__THE TASK__.
List each line in the rows below that contains the string "这风霜雨雪".

Layout dataset entries
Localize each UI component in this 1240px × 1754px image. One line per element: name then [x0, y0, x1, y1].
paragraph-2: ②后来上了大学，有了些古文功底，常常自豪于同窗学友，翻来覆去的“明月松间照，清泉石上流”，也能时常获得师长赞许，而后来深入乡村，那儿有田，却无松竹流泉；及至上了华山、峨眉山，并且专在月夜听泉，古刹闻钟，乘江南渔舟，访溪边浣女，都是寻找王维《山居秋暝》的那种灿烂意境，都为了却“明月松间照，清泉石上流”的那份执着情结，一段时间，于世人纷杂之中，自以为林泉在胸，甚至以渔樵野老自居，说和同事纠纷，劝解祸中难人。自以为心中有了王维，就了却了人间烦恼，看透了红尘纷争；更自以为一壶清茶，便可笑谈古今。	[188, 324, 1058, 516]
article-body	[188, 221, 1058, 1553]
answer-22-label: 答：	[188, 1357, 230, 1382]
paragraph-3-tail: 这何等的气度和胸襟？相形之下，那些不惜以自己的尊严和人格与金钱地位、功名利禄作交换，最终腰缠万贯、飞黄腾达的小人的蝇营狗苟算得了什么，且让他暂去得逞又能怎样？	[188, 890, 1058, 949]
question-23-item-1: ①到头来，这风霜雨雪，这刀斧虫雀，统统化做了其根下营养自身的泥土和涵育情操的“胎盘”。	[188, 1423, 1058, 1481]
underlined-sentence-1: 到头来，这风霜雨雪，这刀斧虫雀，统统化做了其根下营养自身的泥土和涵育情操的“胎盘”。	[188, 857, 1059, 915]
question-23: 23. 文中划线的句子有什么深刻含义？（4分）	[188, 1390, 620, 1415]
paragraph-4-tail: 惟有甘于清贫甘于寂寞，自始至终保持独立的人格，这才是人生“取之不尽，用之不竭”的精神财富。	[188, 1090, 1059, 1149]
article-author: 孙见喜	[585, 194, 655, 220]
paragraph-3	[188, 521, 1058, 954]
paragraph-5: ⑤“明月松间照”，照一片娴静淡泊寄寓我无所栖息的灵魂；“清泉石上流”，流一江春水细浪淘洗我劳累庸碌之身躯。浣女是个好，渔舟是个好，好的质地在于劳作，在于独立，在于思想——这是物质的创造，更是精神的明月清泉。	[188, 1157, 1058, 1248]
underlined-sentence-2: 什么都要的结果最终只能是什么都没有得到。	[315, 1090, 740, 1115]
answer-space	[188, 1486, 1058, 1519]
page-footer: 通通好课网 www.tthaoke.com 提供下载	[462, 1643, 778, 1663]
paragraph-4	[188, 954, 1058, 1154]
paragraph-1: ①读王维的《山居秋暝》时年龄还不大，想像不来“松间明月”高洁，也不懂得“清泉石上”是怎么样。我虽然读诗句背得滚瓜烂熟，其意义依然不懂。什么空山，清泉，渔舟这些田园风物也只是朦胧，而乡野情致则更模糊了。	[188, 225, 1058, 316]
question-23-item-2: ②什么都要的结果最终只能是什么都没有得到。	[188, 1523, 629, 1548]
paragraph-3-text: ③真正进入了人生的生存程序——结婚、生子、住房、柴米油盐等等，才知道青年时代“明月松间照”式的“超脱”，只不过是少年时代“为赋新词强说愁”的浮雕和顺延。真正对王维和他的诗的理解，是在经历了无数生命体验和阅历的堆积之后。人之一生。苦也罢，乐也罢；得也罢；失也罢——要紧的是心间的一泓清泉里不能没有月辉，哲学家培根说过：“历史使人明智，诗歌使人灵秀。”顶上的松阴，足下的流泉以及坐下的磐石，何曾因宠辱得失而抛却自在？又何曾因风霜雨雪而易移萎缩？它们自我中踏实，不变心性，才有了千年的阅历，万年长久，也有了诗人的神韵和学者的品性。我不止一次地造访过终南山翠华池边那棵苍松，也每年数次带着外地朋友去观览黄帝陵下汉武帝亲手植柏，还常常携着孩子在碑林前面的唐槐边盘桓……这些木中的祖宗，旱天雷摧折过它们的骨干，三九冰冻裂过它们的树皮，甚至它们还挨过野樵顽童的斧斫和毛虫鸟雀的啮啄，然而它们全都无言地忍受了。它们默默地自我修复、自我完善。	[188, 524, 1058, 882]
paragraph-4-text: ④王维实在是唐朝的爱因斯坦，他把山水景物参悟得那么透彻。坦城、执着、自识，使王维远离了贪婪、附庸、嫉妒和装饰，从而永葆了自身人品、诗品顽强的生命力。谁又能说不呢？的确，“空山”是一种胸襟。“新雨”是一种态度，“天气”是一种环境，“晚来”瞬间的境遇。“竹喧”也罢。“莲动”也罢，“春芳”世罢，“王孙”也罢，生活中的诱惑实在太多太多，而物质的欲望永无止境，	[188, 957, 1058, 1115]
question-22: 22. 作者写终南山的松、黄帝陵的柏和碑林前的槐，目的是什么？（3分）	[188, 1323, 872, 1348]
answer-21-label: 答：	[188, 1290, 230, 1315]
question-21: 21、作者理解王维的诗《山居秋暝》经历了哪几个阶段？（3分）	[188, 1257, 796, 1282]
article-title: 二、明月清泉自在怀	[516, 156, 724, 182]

__SOLUTION TO THIS EXERCISE__.
question-23-item-1: ①到头来，这风霜雨雪，这刀斧虫雀，统统化做了其根下营养自身的泥土和涵育情操的“胎盘”。	[188, 1423, 1058, 1481]
underlined-sentence-1: 到头来，这风霜雨雪，这刀斧虫雀，统统化做了其根下营养自身的泥土和涵育情操的“胎盘”。	[188, 857, 1059, 915]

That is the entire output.